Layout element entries
start
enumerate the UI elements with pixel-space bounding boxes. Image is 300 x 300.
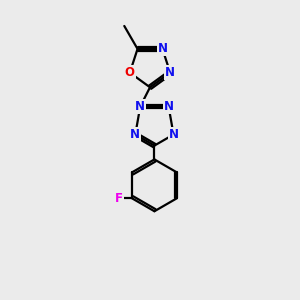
Text: O: O [125, 66, 135, 79]
Text: N: N [169, 128, 178, 141]
Text: N: N [165, 66, 175, 79]
Text: F: F [115, 192, 123, 205]
Text: N: N [130, 128, 140, 141]
Text: N: N [135, 100, 145, 113]
Text: N: N [164, 100, 174, 113]
Text: N: N [158, 42, 167, 56]
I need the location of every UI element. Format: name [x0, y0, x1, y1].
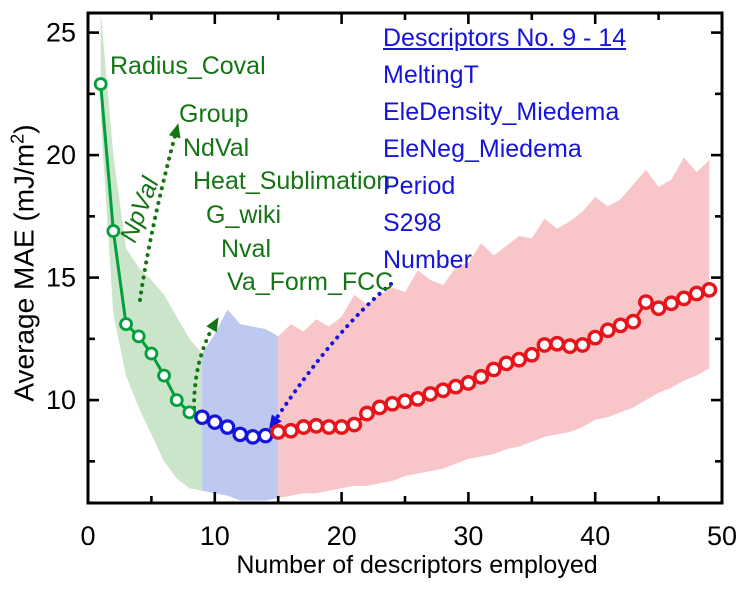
x-tick-label: 10 — [200, 521, 230, 551]
annotation-heat-sublimation: Heat_Sublimation — [193, 167, 391, 195]
blue-arrow-to-minimum-head — [269, 414, 282, 430]
data-point — [460, 375, 477, 391]
data-point — [346, 416, 363, 433]
data-point — [182, 405, 197, 420]
data-point — [561, 338, 578, 355]
data-point — [549, 335, 566, 352]
annotation-nval: Nval — [221, 235, 272, 263]
data-point — [207, 414, 223, 430]
legend-item-number: Number — [383, 246, 472, 274]
data-point — [93, 77, 108, 91]
data-point — [650, 300, 667, 317]
data-point — [574, 337, 591, 353]
data-point — [485, 361, 502, 378]
data-point — [106, 224, 121, 238]
data-point — [688, 285, 705, 302]
x-tick-label: 50 — [707, 521, 737, 551]
data-point — [282, 422, 299, 439]
x-tick-label: 0 — [80, 521, 95, 551]
data-point — [587, 329, 604, 346]
data-point — [447, 378, 464, 395]
green-arrow-to-va-form-fcc — [192, 323, 216, 410]
data-point — [295, 419, 312, 435]
legend-item-eledensity: EleDensity_Miedema — [383, 98, 620, 126]
y-axis-label: Average MAE (mJ/m2) — [7, 124, 40, 401]
x-axis-label: Number of descriptors employed — [236, 551, 598, 579]
data-point — [409, 390, 426, 407]
data-point — [701, 281, 718, 298]
data-point — [308, 417, 325, 434]
data-point — [435, 382, 451, 399]
legend-item-eleneg: EleNeg_Miedema — [383, 135, 582, 163]
annotation-g-wiki: G_wiki — [206, 201, 282, 229]
data-point — [523, 346, 540, 363]
data-point — [144, 346, 159, 361]
data-point — [612, 317, 629, 334]
data-point — [371, 399, 388, 416]
x-tick-label: 20 — [327, 521, 357, 551]
x-tick-label: 40 — [580, 521, 610, 551]
data-point — [257, 427, 274, 444]
legend-item-period: Period — [383, 172, 456, 200]
y-axis-label-close: ) — [8, 124, 40, 134]
data-point — [599, 322, 616, 339]
data-point — [625, 313, 642, 330]
annotation-ndval: NdVal — [183, 134, 250, 162]
y-axis-label-superscript: 2 — [7, 133, 28, 144]
data-point — [511, 351, 528, 368]
data-point — [232, 426, 248, 443]
descriptors 1-8 (green)-band — [100, 13, 203, 491]
green-arrow-to-group-head — [168, 123, 181, 139]
data-point — [663, 295, 680, 312]
data-point — [194, 409, 210, 426]
data-point — [473, 368, 489, 385]
legend-item-meltingt: MeltingT — [383, 61, 479, 89]
annotation-group: Group — [179, 100, 249, 128]
data-point — [359, 405, 375, 422]
descriptors 9-14 (blue)-band — [202, 309, 279, 501]
annotation-va-form-fcc: Va_Form_FCC — [227, 268, 394, 296]
legend-header: Descriptors No. 9 - 14 — [383, 24, 627, 52]
descriptors 15-49 (red)-band — [278, 157, 710, 499]
data-point — [169, 393, 184, 408]
y-tick-label: 10 — [46, 385, 76, 415]
data-point — [119, 317, 133, 332]
data-point — [157, 368, 171, 383]
data-point — [638, 294, 654, 310]
y-tick-label: 20 — [46, 140, 76, 170]
y-tick-label: 25 — [46, 18, 76, 48]
data-point — [219, 419, 236, 435]
data-point — [498, 355, 515, 372]
blue-descriptor-legend: Descriptors No. 9 - 14 MeltingT EleDensi… — [383, 20, 626, 279]
green-arrow-to-va-form-fcc-head — [206, 317, 219, 333]
data-point — [536, 337, 553, 353]
y-tick-label: 15 — [46, 263, 76, 293]
data-point — [422, 386, 439, 402]
legend-item-s298: S298 — [383, 209, 442, 237]
annotation-radius-coval: Radius_Coval — [110, 52, 266, 80]
data-point — [333, 419, 350, 435]
x-tick-label: 30 — [453, 521, 483, 551]
data-point — [321, 419, 337, 435]
data-point — [131, 329, 146, 344]
data-point — [270, 424, 287, 440]
data-point — [676, 290, 692, 307]
data-point — [397, 393, 413, 410]
data-point — [245, 429, 261, 445]
y-axis-label-text: Average MAE (mJ/m — [8, 143, 40, 402]
data-point — [384, 395, 401, 412]
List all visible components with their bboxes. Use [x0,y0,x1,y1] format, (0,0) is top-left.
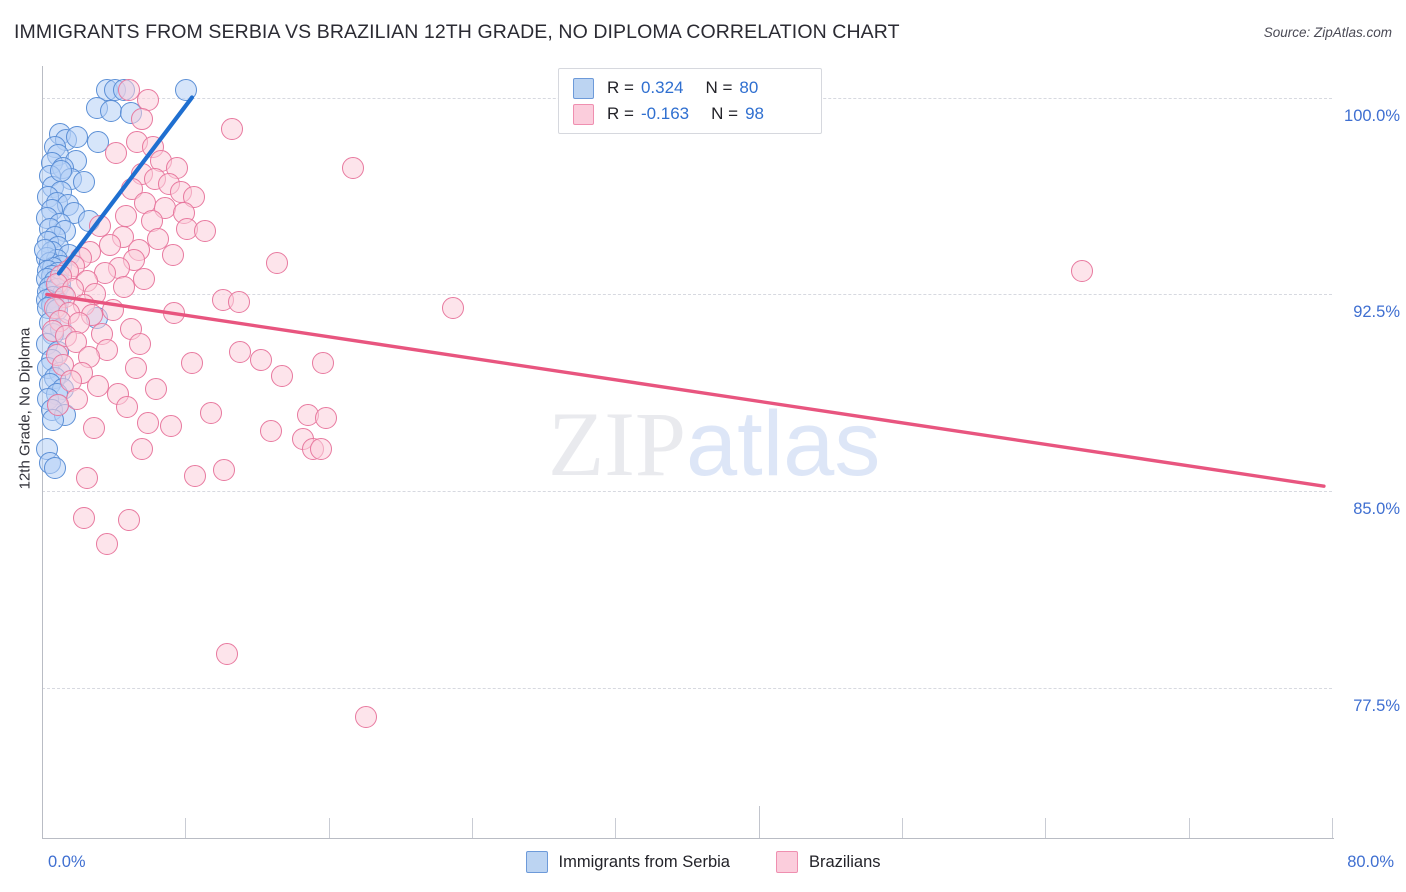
gridline-92.5% [42,294,1332,296]
data-point[interactable] [342,157,365,180]
gridline-85.0% [42,491,1332,493]
legend-label-brazilians: Brazilians [808,852,881,871]
data-point[interactable] [130,438,153,461]
data-point[interactable] [116,396,139,419]
stats-r-label-serbia: R = [607,78,634,97]
x-axis-line [42,838,1334,839]
data-point[interactable] [118,509,141,532]
legend-item-serbia[interactable]: Immigrants from Serbia [525,851,730,873]
data-point[interactable] [161,244,184,267]
stats-r-value-serbia: 0.324 [640,78,684,97]
data-point[interactable] [180,351,203,374]
stats-n-value-brazilians: 98 [745,104,764,123]
x-tick [615,818,617,838]
data-point[interactable] [160,414,182,437]
data-point[interactable] [227,291,250,314]
y-tick-label: 77.5% [1353,697,1400,716]
data-point[interactable] [314,406,337,429]
stats-n-label-brazilians: N = [711,104,739,123]
stats-n-label-serbia: N = [705,78,733,97]
x-tick [472,818,473,838]
y-tick-label: 85.0% [1353,500,1400,519]
data-point[interactable] [193,220,216,243]
data-point[interactable] [124,356,147,379]
data-point[interactable] [137,412,160,435]
data-point[interactable] [309,438,332,461]
data-point[interactable] [442,296,465,319]
trend-line-brazilians [45,292,1326,488]
data-point[interactable] [259,419,282,442]
data-point[interactable] [72,170,95,193]
series-legend: Immigrants from Serbia Brazilians [0,851,1406,873]
data-point[interactable] [145,377,168,400]
y-tick-label: 92.5% [1353,303,1400,322]
x-tick [758,806,760,838]
legend-swatch-brazilians-icon [573,103,594,125]
data-point[interactable] [82,417,105,440]
x-tick [1188,818,1190,838]
stats-r-label-brazilians: R = [607,104,634,123]
data-point[interactable] [64,330,87,353]
data-point[interactable] [216,643,239,666]
stats-n-value-serbia: 80 [739,78,759,97]
x-tick [902,818,903,838]
data-point[interactable] [266,251,289,274]
data-point[interactable] [34,238,57,261]
scatter-plot-area [34,66,1332,838]
y-axis-title: 12th Grade, No Diploma [16,327,34,490]
data-point[interactable] [72,506,95,529]
data-point[interactable] [105,141,128,164]
data-point[interactable] [1071,259,1094,282]
data-point[interactable] [147,228,170,251]
x-axis-max-label: 80.0% [1347,853,1394,871]
trend-lines [45,95,1326,488]
data-point[interactable] [76,467,99,490]
legend-color-brazilians-icon [775,851,798,873]
data-point[interactable] [311,351,334,374]
y-tick-label: 100.0% [1344,106,1400,125]
data-point[interactable] [43,456,66,479]
data-point[interactable] [95,532,118,555]
data-point[interactable] [87,131,110,154]
data-point[interactable] [113,275,136,298]
stats-row-serbia: R = 0.324 N = 80 [573,75,758,101]
data-point[interactable] [271,364,294,387]
data-point[interactable] [132,267,155,290]
x-tick [185,818,187,838]
data-point[interactable] [130,107,153,130]
legend-color-serbia-icon [525,851,548,873]
data-point[interactable] [250,349,273,372]
data-point[interactable] [50,160,73,183]
data-point[interactable] [98,233,121,256]
legend-label-serbia: Immigrants from Serbia [558,852,730,871]
data-point[interactable] [47,393,70,416]
correlation-stats-box: R = 0.324 N = 80 R = -0.163 N = 98 [558,68,822,134]
data-point[interactable] [213,459,236,482]
data-point[interactable] [229,341,252,364]
x-tick [1045,818,1047,838]
stats-row-brazilians: R = -0.163 N = 98 [573,101,764,127]
x-axis-min-label: 0.0% [48,853,86,871]
legend-swatch-serbia-icon [573,77,594,99]
gridline-77.5% [42,688,1332,690]
data-point[interactable] [221,118,244,141]
page-title: IMMIGRANTS FROM SERBIA VS BRAZILIAN 12TH… [14,21,900,43]
data-point[interactable] [355,706,378,729]
data-point[interactable] [200,401,223,424]
data-point[interactable] [118,78,141,101]
data-point[interactable] [184,464,207,487]
stats-r-value-brazilians: -0.163 [640,104,690,123]
x-tick [1332,818,1333,838]
source-attribution: Source: ZipAtlas.com [1263,25,1392,40]
data-point[interactable] [129,333,152,356]
trend-line-serbia [56,95,195,276]
legend-item-brazilians[interactable]: Brazilians [775,851,881,873]
x-tick [328,818,330,838]
data-point[interactable] [174,78,197,101]
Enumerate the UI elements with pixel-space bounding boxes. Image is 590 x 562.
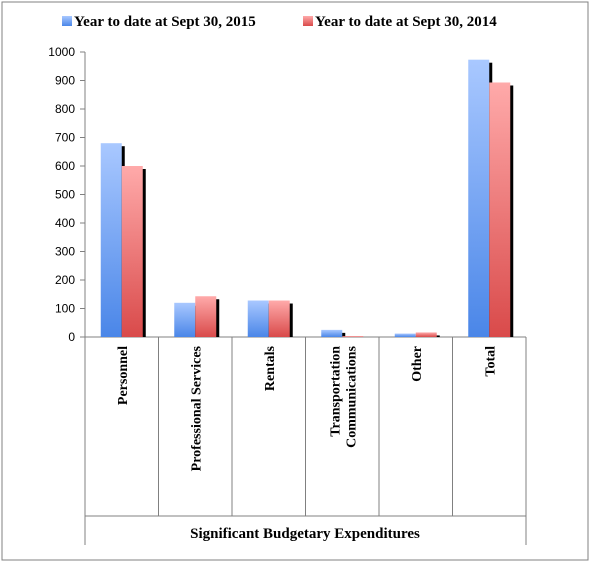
y-tick-label: 600	[55, 159, 75, 173]
legend-label-2014: Year to date at Sept 30, 2014	[315, 14, 497, 30]
legend-swatch-2014	[303, 16, 313, 26]
bar-2015-personnel	[100, 143, 122, 337]
bar-2015-professional-services	[174, 302, 196, 337]
bar-2015-rentals	[247, 300, 269, 337]
bar-2015-other	[394, 333, 416, 337]
bar-2014-total	[489, 82, 511, 338]
category-table: Personnel Professional Services Rentals Tra…	[84, 337, 527, 545]
y-tick-label: 1000	[48, 45, 75, 59]
bar-2014-personnel	[121, 166, 143, 337]
y-tick-label: 800	[55, 102, 75, 116]
category-label: Total	[483, 346, 498, 377]
legend-swatch-2015	[62, 16, 72, 26]
legend: Year to date at Sept 30, 2015 Year to da…	[62, 14, 497, 30]
category-label: Other	[410, 346, 425, 382]
category-label: Communications	[344, 345, 359, 447]
category-label: Personnel	[116, 346, 131, 405]
y-tick-label: 300	[55, 245, 75, 259]
y-tick-label: 700	[55, 131, 75, 145]
category-label: Transportation	[328, 346, 343, 437]
y-tick-label: 0	[68, 330, 75, 344]
y-tick-label: 900	[55, 74, 75, 88]
bar-2014-professional-services	[195, 296, 217, 337]
y-tick-label: 200	[55, 273, 75, 287]
bar-2014-transportation-communications	[342, 336, 364, 337]
bar-2014-other	[415, 332, 437, 337]
bar-2015-total	[468, 59, 490, 337]
bars	[100, 59, 514, 338]
y-tick-label: 100	[55, 302, 75, 316]
y-tick-label: 500	[55, 188, 75, 202]
category-label: Rentals	[263, 345, 278, 391]
category-label: Professional Services	[189, 345, 204, 471]
bar-2015-transportation-communications	[321, 329, 343, 337]
legend-label-2015: Year to date at Sept 30, 2015	[74, 14, 256, 30]
y-tick-label: 400	[55, 216, 75, 230]
x-axis-title: Significant Budgetary Expenditures	[190, 526, 420, 542]
bar-2014-rentals	[268, 300, 290, 337]
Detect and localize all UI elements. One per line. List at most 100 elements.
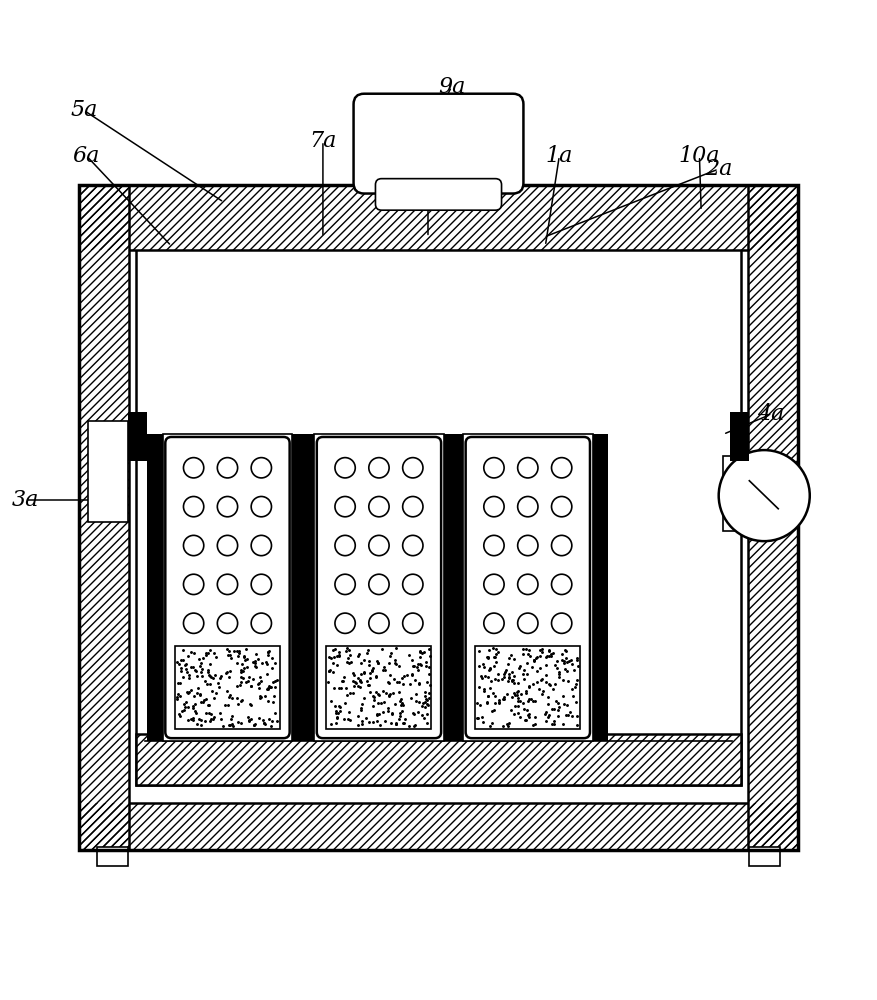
Point	[511, 683, 525, 699]
Point	[510, 684, 524, 700]
Point	[362, 677, 376, 693]
Point	[327, 649, 341, 665]
Point	[209, 649, 223, 665]
Bar	[447, 434, 463, 741]
Point	[223, 687, 237, 703]
Point	[506, 672, 520, 688]
Point	[216, 718, 230, 734]
Text: 2a: 2a	[705, 158, 732, 180]
Bar	[298, 434, 314, 741]
Point	[522, 706, 536, 722]
Circle shape	[552, 458, 572, 478]
Point	[238, 652, 252, 668]
Point	[548, 657, 562, 673]
Point	[196, 668, 210, 684]
Point	[528, 716, 542, 732]
Point	[470, 695, 484, 711]
Point	[349, 675, 363, 691]
Point	[507, 651, 521, 667]
Point	[488, 688, 502, 704]
Point	[488, 702, 502, 718]
Circle shape	[484, 535, 504, 556]
Point	[241, 673, 255, 689]
Point	[488, 649, 503, 665]
Point	[505, 672, 519, 688]
Point	[534, 672, 548, 688]
Point	[346, 665, 360, 681]
Point	[422, 666, 436, 682]
Point	[381, 675, 396, 691]
Point	[346, 673, 360, 689]
Bar	[128, 412, 147, 461]
Circle shape	[183, 613, 203, 633]
Point	[260, 681, 275, 697]
Point	[519, 685, 533, 701]
Point	[530, 663, 544, 679]
Point	[412, 676, 426, 692]
Point	[357, 664, 371, 680]
Point	[370, 713, 384, 729]
Point	[553, 664, 567, 680]
Point	[175, 663, 189, 679]
Point	[560, 650, 574, 666]
Point	[547, 713, 561, 729]
Point	[369, 684, 383, 700]
Point	[410, 659, 424, 675]
Text: 7a: 7a	[310, 130, 337, 152]
Point	[220, 683, 234, 699]
Point	[371, 695, 385, 711]
Point	[541, 696, 555, 712]
Circle shape	[183, 496, 203, 517]
Point	[182, 670, 196, 686]
Point	[261, 644, 275, 660]
Point	[379, 685, 393, 701]
Point	[519, 712, 533, 728]
Point	[267, 688, 282, 704]
Point	[231, 678, 245, 694]
Point	[233, 677, 247, 693]
Point	[363, 665, 377, 681]
Point	[532, 660, 546, 676]
Point	[182, 712, 196, 728]
Circle shape	[369, 574, 389, 595]
Point	[545, 645, 560, 661]
Point	[234, 715, 248, 731]
Point	[252, 675, 266, 691]
Point	[554, 652, 568, 668]
Point	[244, 711, 258, 727]
Point	[205, 683, 219, 699]
Point	[545, 716, 559, 732]
Point	[331, 657, 345, 673]
Point	[324, 650, 339, 666]
Point	[557, 653, 571, 669]
Point	[239, 641, 253, 657]
Point	[502, 656, 516, 672]
Point	[405, 667, 419, 683]
Point	[419, 696, 433, 712]
Point	[237, 660, 251, 676]
Point	[207, 690, 221, 706]
Point	[387, 671, 401, 687]
Point	[203, 697, 217, 713]
Point	[192, 651, 206, 667]
Point	[252, 651, 266, 667]
Point	[396, 715, 410, 731]
Point	[395, 697, 409, 713]
Bar	[89, 421, 128, 522]
Point	[538, 674, 553, 690]
Circle shape	[552, 496, 572, 517]
Point	[480, 649, 494, 665]
Point	[556, 672, 570, 688]
Point	[188, 645, 202, 661]
Point	[189, 703, 203, 719]
Point	[411, 656, 425, 672]
Point	[355, 696, 369, 712]
Point	[416, 695, 430, 711]
Point	[328, 641, 342, 657]
Point	[499, 662, 513, 678]
Point	[542, 707, 556, 723]
Point	[179, 694, 193, 710]
Point	[237, 649, 251, 665]
Point	[527, 652, 541, 668]
Point	[410, 686, 424, 702]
end
Task directions –
Rewrite the lines starting with the one containing "gridline-92.5% [42,294,1332,296]" and going on through the one containing "data-point[interactable] [145,377,168,400]", changing each "x-tick" to "x-axis-tick" and leaving everything else unchanged.

Response for this exercise –
gridline-92.5% [42,294,1332,296]
data-point[interactable] [342,157,365,180]
gridline-85.0% [42,491,1332,493]
legend-label-brazilians: Brazilians [808,852,881,871]
data-point[interactable] [130,438,153,461]
data-point[interactable] [116,396,139,419]
stats-r-label-serbia: R = [607,78,634,97]
x-axis-line [42,838,1334,839]
data-point[interactable] [118,509,141,532]
legend-item-serbia[interactable]: Immigrants from Serbia [525,851,730,873]
data-point[interactable] [161,244,184,267]
stats-r-value-serbia: 0.324 [640,78,684,97]
data-point[interactable] [180,351,203,374]
stats-n-value-brazilians: 98 [745,104,764,123]
x-axis-tick [615,818,617,838]
data-point[interactable] [160,414,182,437]
data-point[interactable] [227,291,250,314]
y-tick-label: 77.5% [1353,697,1400,716]
data-point[interactable] [314,406,337,429]
stats-n-label-brazilians: N = [711,104,739,123]
stats-n-label-serbia: N = [705,78,733,97]
x-axis-tick [472,818,473,838]
y-tick-label: 85.0% [1353,500,1400,519]
data-point[interactable] [193,220,216,243]
data-point[interactable] [124,356,147,379]
data-point[interactable] [137,412,160,435]
data-point[interactable] [309,438,332,461]
data-point[interactable] [442,296,465,319]
trend-line-brazilians [45,292,1326,488]
data-point[interactable] [259,419,282,442]
data-point[interactable] [72,170,95,193]
series-legend: Immigrants from Serbia Brazilians [0,851,1406,873]
data-point[interactable] [145,377,168,400]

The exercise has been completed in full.